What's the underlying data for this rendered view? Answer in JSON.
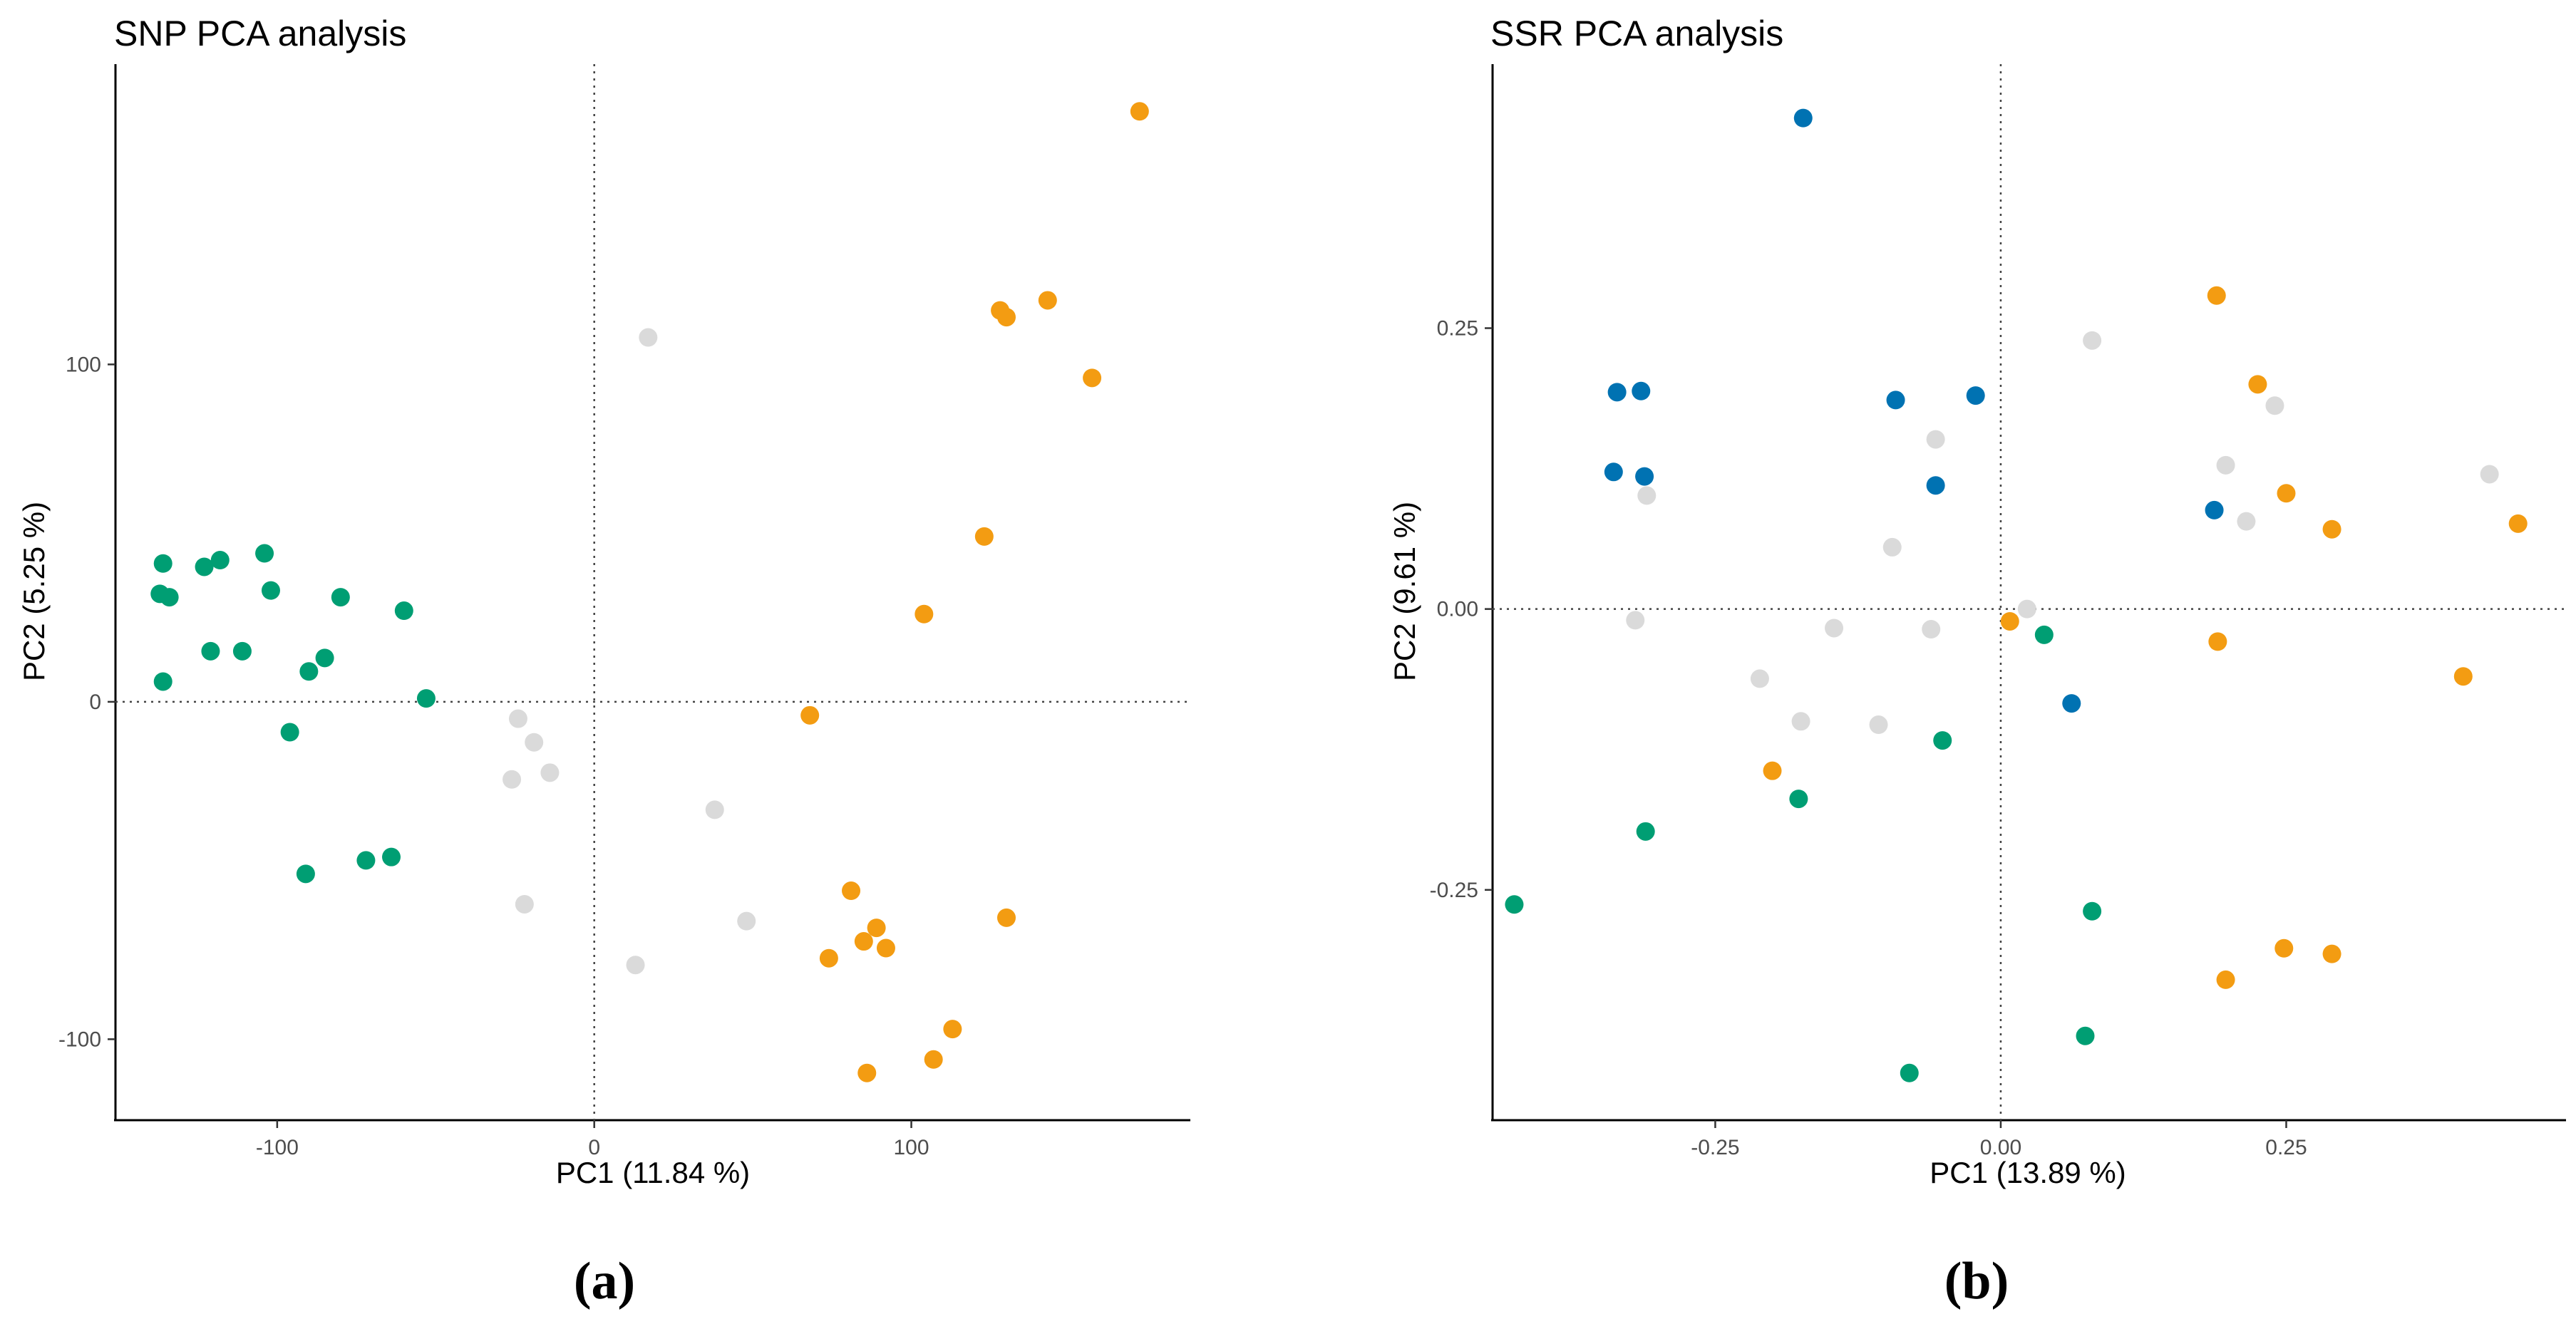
{
  "colors": {
    "green": "#009E73",
    "orange": "#F39C12",
    "grey": "#DADADA",
    "blue": "#0072B2"
  },
  "chart_data": [
    {
      "type": "scatter",
      "panel_label": "(a)",
      "title": "SNP PCA analysis",
      "xlabel": "PC1 (11.84 %)",
      "ylabel": "PC2 (5.25 %)",
      "xlim": [
        -151,
        188
      ],
      "ylim": [
        -124,
        189
      ],
      "xticks": [
        -100,
        0,
        100
      ],
      "xtick_labels": [
        "-100",
        "0",
        "100"
      ],
      "yticks": [
        -100,
        0,
        100
      ],
      "ytick_labels": [
        "-100",
        "0",
        "100"
      ],
      "grid": false,
      "reference_lines": {
        "x": 0,
        "y": 0,
        "style": "dotted"
      },
      "points": [
        {
          "x": -136,
          "y": 41,
          "group": "green"
        },
        {
          "x": -137,
          "y": 32,
          "group": "green"
        },
        {
          "x": -134,
          "y": 31,
          "group": "green"
        },
        {
          "x": -123,
          "y": 40,
          "group": "green"
        },
        {
          "x": -118,
          "y": 42,
          "group": "green"
        },
        {
          "x": -104,
          "y": 44,
          "group": "green"
        },
        {
          "x": -102,
          "y": 33,
          "group": "green"
        },
        {
          "x": -80,
          "y": 31,
          "group": "green"
        },
        {
          "x": -60,
          "y": 27,
          "group": "green"
        },
        {
          "x": -121,
          "y": 15,
          "group": "green"
        },
        {
          "x": -111,
          "y": 15,
          "group": "green"
        },
        {
          "x": -85,
          "y": 13,
          "group": "green"
        },
        {
          "x": -90,
          "y": 9,
          "group": "green"
        },
        {
          "x": -136,
          "y": 6,
          "group": "green"
        },
        {
          "x": -53,
          "y": 1,
          "group": "green"
        },
        {
          "x": -96,
          "y": -9,
          "group": "green"
        },
        {
          "x": -91,
          "y": -51,
          "group": "green"
        },
        {
          "x": -72,
          "y": -47,
          "group": "green"
        },
        {
          "x": -64,
          "y": -46,
          "group": "green"
        },
        {
          "x": 17,
          "y": 108,
          "group": "grey"
        },
        {
          "x": -24,
          "y": -5,
          "group": "grey"
        },
        {
          "x": -19,
          "y": -12,
          "group": "grey"
        },
        {
          "x": -26,
          "y": -23,
          "group": "grey"
        },
        {
          "x": -14,
          "y": -21,
          "group": "grey"
        },
        {
          "x": 38,
          "y": -32,
          "group": "grey"
        },
        {
          "x": 48,
          "y": -65,
          "group": "grey"
        },
        {
          "x": -22,
          "y": -60,
          "group": "grey"
        },
        {
          "x": 13,
          "y": -78,
          "group": "grey"
        },
        {
          "x": 172,
          "y": 175,
          "group": "orange"
        },
        {
          "x": 128,
          "y": 116,
          "group": "orange"
        },
        {
          "x": 130,
          "y": 114,
          "group": "orange"
        },
        {
          "x": 143,
          "y": 119,
          "group": "orange"
        },
        {
          "x": 157,
          "y": 96,
          "group": "orange"
        },
        {
          "x": 123,
          "y": 49,
          "group": "orange"
        },
        {
          "x": 104,
          "y": 26,
          "group": "orange"
        },
        {
          "x": 68,
          "y": -4,
          "group": "orange"
        },
        {
          "x": 81,
          "y": -56,
          "group": "orange"
        },
        {
          "x": 89,
          "y": -67,
          "group": "orange"
        },
        {
          "x": 85,
          "y": -71,
          "group": "orange"
        },
        {
          "x": 92,
          "y": -73,
          "group": "orange"
        },
        {
          "x": 74,
          "y": -76,
          "group": "orange"
        },
        {
          "x": 130,
          "y": -64,
          "group": "orange"
        },
        {
          "x": 113,
          "y": -97,
          "group": "orange"
        },
        {
          "x": 107,
          "y": -106,
          "group": "orange"
        },
        {
          "x": 86,
          "y": -110,
          "group": "orange"
        }
      ]
    },
    {
      "type": "scatter",
      "panel_label": "(b)",
      "title": "SSR PCA analysis",
      "xlabel": "PC1 (13.89 %)",
      "ylabel": "PC2 (9.61 %)",
      "xlim": [
        -0.445,
        0.495
      ],
      "ylim": [
        -0.455,
        0.485
      ],
      "xticks": [
        -0.25,
        0.0,
        0.25
      ],
      "xtick_labels": [
        "-0.25",
        "0.00",
        "0.25"
      ],
      "yticks": [
        -0.25,
        0.0,
        0.25
      ],
      "ytick_labels": [
        "-0.25",
        "0.00",
        "0.25"
      ],
      "grid": false,
      "reference_lines": {
        "x": 0,
        "y": 0,
        "style": "dotted"
      },
      "points": [
        {
          "x": -0.173,
          "y": 0.437,
          "group": "blue"
        },
        {
          "x": -0.336,
          "y": 0.193,
          "group": "blue"
        },
        {
          "x": -0.315,
          "y": 0.194,
          "group": "blue"
        },
        {
          "x": -0.339,
          "y": 0.122,
          "group": "blue"
        },
        {
          "x": -0.312,
          "y": 0.118,
          "group": "blue"
        },
        {
          "x": -0.092,
          "y": 0.186,
          "group": "blue"
        },
        {
          "x": -0.022,
          "y": 0.19,
          "group": "blue"
        },
        {
          "x": -0.057,
          "y": 0.11,
          "group": "blue"
        },
        {
          "x": 0.187,
          "y": 0.088,
          "group": "blue"
        },
        {
          "x": 0.062,
          "y": -0.084,
          "group": "blue"
        },
        {
          "x": 0.08,
          "y": 0.239,
          "group": "grey"
        },
        {
          "x": 0.197,
          "y": 0.128,
          "group": "grey"
        },
        {
          "x": 0.24,
          "y": 0.181,
          "group": "grey"
        },
        {
          "x": 0.215,
          "y": 0.078,
          "group": "grey"
        },
        {
          "x": 0.428,
          "y": 0.12,
          "group": "grey"
        },
        {
          "x": -0.057,
          "y": 0.151,
          "group": "grey"
        },
        {
          "x": -0.31,
          "y": 0.101,
          "group": "grey"
        },
        {
          "x": -0.095,
          "y": 0.055,
          "group": "grey"
        },
        {
          "x": -0.32,
          "y": -0.01,
          "group": "grey"
        },
        {
          "x": -0.146,
          "y": -0.017,
          "group": "grey"
        },
        {
          "x": -0.061,
          "y": -0.018,
          "group": "grey"
        },
        {
          "x": 0.023,
          "y": 0.0,
          "group": "grey"
        },
        {
          "x": -0.211,
          "y": -0.062,
          "group": "grey"
        },
        {
          "x": -0.175,
          "y": -0.1,
          "group": "grey"
        },
        {
          "x": -0.107,
          "y": -0.103,
          "group": "grey"
        },
        {
          "x": 0.189,
          "y": 0.279,
          "group": "orange"
        },
        {
          "x": 0.225,
          "y": 0.2,
          "group": "orange"
        },
        {
          "x": 0.25,
          "y": 0.103,
          "group": "orange"
        },
        {
          "x": 0.29,
          "y": 0.071,
          "group": "orange"
        },
        {
          "x": 0.453,
          "y": 0.076,
          "group": "orange"
        },
        {
          "x": 0.008,
          "y": -0.011,
          "group": "orange"
        },
        {
          "x": 0.19,
          "y": -0.029,
          "group": "orange"
        },
        {
          "x": 0.405,
          "y": -0.06,
          "group": "orange"
        },
        {
          "x": -0.2,
          "y": -0.144,
          "group": "orange"
        },
        {
          "x": 0.248,
          "y": -0.302,
          "group": "orange"
        },
        {
          "x": 0.29,
          "y": -0.307,
          "group": "orange"
        },
        {
          "x": 0.197,
          "y": -0.33,
          "group": "orange"
        },
        {
          "x": 0.038,
          "y": -0.023,
          "group": "green"
        },
        {
          "x": -0.051,
          "y": -0.117,
          "group": "green"
        },
        {
          "x": -0.177,
          "y": -0.169,
          "group": "green"
        },
        {
          "x": -0.311,
          "y": -0.198,
          "group": "green"
        },
        {
          "x": -0.426,
          "y": -0.263,
          "group": "green"
        },
        {
          "x": 0.08,
          "y": -0.269,
          "group": "green"
        },
        {
          "x": 0.074,
          "y": -0.38,
          "group": "green"
        },
        {
          "x": -0.08,
          "y": -0.413,
          "group": "green"
        }
      ]
    }
  ]
}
######
Aim: Copy each line that holds the word "analysis".

Full solution:
      "title": "SNP PCA analysis",
      "title": "SSR PCA analysis",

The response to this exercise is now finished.